───── RECORDS PROVIDED ─────
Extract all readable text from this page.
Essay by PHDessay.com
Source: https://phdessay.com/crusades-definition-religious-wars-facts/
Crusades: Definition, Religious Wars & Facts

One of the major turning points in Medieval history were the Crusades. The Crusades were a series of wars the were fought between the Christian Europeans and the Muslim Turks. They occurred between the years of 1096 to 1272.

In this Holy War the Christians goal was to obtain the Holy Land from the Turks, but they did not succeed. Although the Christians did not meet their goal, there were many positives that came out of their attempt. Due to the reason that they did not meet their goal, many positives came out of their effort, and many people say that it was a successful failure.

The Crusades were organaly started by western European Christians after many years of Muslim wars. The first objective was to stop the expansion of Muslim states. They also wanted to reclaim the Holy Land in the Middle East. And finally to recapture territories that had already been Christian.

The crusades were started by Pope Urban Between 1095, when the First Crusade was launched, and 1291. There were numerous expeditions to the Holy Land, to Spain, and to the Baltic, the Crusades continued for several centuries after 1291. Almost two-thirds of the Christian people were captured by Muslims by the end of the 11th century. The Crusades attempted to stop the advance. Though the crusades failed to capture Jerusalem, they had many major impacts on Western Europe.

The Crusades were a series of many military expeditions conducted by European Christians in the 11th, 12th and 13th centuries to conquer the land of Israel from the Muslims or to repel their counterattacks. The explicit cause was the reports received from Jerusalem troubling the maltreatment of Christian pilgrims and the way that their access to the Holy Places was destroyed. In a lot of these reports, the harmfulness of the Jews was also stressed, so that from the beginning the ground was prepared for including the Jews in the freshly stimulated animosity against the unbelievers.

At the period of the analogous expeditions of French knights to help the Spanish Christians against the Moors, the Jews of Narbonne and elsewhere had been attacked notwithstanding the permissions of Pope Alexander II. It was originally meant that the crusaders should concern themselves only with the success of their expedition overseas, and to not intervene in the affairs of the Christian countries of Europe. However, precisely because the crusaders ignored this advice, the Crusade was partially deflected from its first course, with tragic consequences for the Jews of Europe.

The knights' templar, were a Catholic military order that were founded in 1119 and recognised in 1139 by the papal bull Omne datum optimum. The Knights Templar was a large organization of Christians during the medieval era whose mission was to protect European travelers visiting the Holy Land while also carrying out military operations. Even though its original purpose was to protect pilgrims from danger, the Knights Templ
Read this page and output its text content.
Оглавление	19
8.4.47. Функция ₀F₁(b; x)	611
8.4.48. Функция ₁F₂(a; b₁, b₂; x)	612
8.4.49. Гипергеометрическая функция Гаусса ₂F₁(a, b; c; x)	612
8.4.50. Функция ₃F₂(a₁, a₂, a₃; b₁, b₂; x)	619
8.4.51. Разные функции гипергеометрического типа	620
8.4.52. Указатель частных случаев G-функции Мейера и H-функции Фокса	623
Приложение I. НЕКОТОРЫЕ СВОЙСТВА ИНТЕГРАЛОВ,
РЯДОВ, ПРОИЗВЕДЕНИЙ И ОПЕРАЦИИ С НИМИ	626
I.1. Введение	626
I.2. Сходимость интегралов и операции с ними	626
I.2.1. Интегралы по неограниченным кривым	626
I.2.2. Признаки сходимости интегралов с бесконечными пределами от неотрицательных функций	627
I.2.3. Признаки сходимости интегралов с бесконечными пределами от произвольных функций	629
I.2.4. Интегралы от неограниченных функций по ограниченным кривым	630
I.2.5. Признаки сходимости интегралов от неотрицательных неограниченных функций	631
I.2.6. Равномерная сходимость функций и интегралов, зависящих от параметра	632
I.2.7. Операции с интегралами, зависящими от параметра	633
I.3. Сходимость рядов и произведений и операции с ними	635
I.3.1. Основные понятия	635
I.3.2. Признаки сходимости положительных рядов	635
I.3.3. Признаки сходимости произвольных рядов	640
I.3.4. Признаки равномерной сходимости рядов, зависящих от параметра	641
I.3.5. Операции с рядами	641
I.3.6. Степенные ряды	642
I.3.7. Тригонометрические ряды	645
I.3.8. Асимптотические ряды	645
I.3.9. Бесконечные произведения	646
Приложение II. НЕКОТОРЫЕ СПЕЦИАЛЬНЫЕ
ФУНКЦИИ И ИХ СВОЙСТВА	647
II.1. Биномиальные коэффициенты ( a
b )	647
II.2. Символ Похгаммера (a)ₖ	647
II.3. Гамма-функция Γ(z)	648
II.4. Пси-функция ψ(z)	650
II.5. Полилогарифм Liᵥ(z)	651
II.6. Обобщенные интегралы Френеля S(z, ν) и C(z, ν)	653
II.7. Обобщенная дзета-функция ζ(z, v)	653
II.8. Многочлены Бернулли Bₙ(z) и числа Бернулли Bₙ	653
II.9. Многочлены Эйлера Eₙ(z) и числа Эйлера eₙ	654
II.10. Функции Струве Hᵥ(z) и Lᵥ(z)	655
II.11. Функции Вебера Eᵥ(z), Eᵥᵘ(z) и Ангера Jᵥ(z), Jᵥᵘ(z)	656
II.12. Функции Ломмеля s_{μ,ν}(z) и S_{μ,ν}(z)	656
─────
YOUR OBJECTIVE:
Reproduce the records above exactly as they appear.

FINISHED EXERCISE:
Extract all readable text from this page.
Essay by PHDessay.com
Source: https://phdessay.com/crusades-definition-religious-wars-facts/
Crusades: Definition, Religious Wars & Facts

One of the major turning points in Medieval history were the Crusades. The Crusades were a series of wars the were fought between the Christian Europeans and the Muslim Turks. They occurred between the years of 1096 to 1272.

In this Holy War the Christians goal was to obtain the Holy Land from the Turks, but they did not succeed. Although the Christians did not meet their goal, there were many positives that came out of their attempt. Due to the reason that they did not meet their goal, many positives came out of their effort, and many people say that it was a successful failure.

The Crusades were organaly started by western European Christians after many years of Muslim wars. The first objective was to stop the expansion of Muslim states. They also wanted to reclaim the Holy Land in the Middle East. And finally to recapture territories that had already been Christian.

The crusades were started by Pope Urban Between 1095, when the First Crusade was launched, and 1291. There were numerous expeditions to the Holy Land, to Spain, and to the Baltic, the Crusades continued for several centuries after 1291. Almost two-thirds of the Christian people were captured by Muslims by the end of the 11th century. The Crusades attempted to stop the advance. Though the crusades failed to capture Jerusalem, they had many major impacts on Western Europe.

The Crusades were a series of many military expeditions conducted by European Christians in the 11th, 12th and 13th centuries to conquer the land of Israel from the Muslims or to repel their counterattacks. The explicit cause was the reports received from Jerusalem troubling the maltreatment of Christian pilgrims and the way that their access to the Holy Places was destroyed. In a lot of these reports, the harmfulness of the Jews was also stressed, so that from the beginning the ground was prepared for including the Jews in the freshly stimulated animosity against the unbelievers.

At the period of the analogous expeditions of French knights to help the Spanish Christians against the Moors, the Jews of Narbonne and elsewhere had been attacked notwithstanding the permissions of Pope Alexander II. It was originally meant that the crusaders should concern themselves only with the success of their expedition overseas, and to not intervene in the affairs of the Christian countries of Europe. However, precisely because the crusaders ignored this advice, the Crusade was partially deflected from its first course, with tragic consequences for the Jews of Europe.

The knights' templar, were a Catholic military order that were founded in 1119 and recognised in 1139 by the papal bull Omne datum optimum. The Knights Templar was a large organization of Christians during the medieval era whose mission was to protect European travelers visiting the Holy Land while also carrying out military operations. Even though its original purpose was to protect pilgrims from danger, the Knights Templ
Read this page and output its text content.
Оглавление	19
8.4.47. Функция ₀F₁(b; x)	611
8.4.48. Функция ₁F₂(a; b₁, b₂; x)	612
8.4.49. Гипергеометрическая функция Гаусса ₂F₁(a, b; c; x)	612
8.4.50. Функция ₃F₂(a₁, a₂, a₃; b₁, b₂; x)	619
8.4.51. Разные функции гипергеометрического типа	620
8.4.52. Указатель частных случаев G-функции Мейера и H-функции Фокса	623
Приложение I. НЕКОТОРЫЕ СВОЙСТВА ИНТЕГРАЛОВ,
РЯДОВ, ПРОИЗВЕДЕНИЙ И ОПЕРАЦИИ С НИМИ	626
I.1. Введение	626
I.2. Сходимость интегралов и операции с ними	626
I.2.1. Интегралы по неограниченным кривым	626
I.2.2. Признаки сходимости интегралов с бесконечными пределами от неотрицательных функций	627
I.2.3. Признаки сходимости интегралов с бесконечными пределами от произвольных функций	629
I.2.4. Интегралы от неограниченных функций по ограниченным кривым	630
I.2.5. Признаки сходимости интегралов от неотрицательных неограниченных функций	631
I.2.6. Равномерная сходимость функций и интегралов, зависящих от параметра	632
I.2.7. Операции с интегралами, зависящими от параметра	633
I.3. Сходимость рядов и произведений и операции с ними	635
I.3.1. Основные понятия	635
I.3.2. Признаки сходимости положительных рядов	635
I.3.3. Признаки сходимости произвольных рядов	640
I.3.4. Признаки равномерной сходимости рядов, зависящих от параметра	641
I.3.5. Операции с рядами	641
I.3.6. Степенные ряды	642
I.3.7. Тригонометрические ряды	645
I.3.8. Асимптотические ряды	645
I.3.9. Бесконечные произведения	646
Приложение II. НЕКОТОРЫЕ СПЕЦИАЛЬНЫЕ
ФУНКЦИИ И ИХ СВОЙСТВА	647
II.1. Биномиальные коэффициенты ( a
b )	647
II.2. Символ Похгаммера (a)ₖ	647
II.3. Гамма-функция Γ(z)	648
II.4. Пси-функция ψ(z)	650
II.5. Полилогарифм Liᵥ(z)	651
II.6. Обобщенные интегралы Френеля S(z, ν) и C(z, ν)	653
II.7. Обобщенная дзета-функция ζ(z, v)	653
II.8. Многочлены Бернулли Bₙ(z) и числа Бернулли Bₙ	653
II.9. Многочлены Эйлера Eₙ(z) и числа Эйлера eₙ	654
II.10. Функции Струве Hᵥ(z) и Lᵥ(z)	655
II.11. Функции Вебера Eᵥ(z), Eᵥᵘ(z) и Ангера Jᵥ(z), Jᵥᵘ(z)	656
II.12. Функции Ломмеля s_{μ,ν}(z) и S_{μ,ν}(z)	656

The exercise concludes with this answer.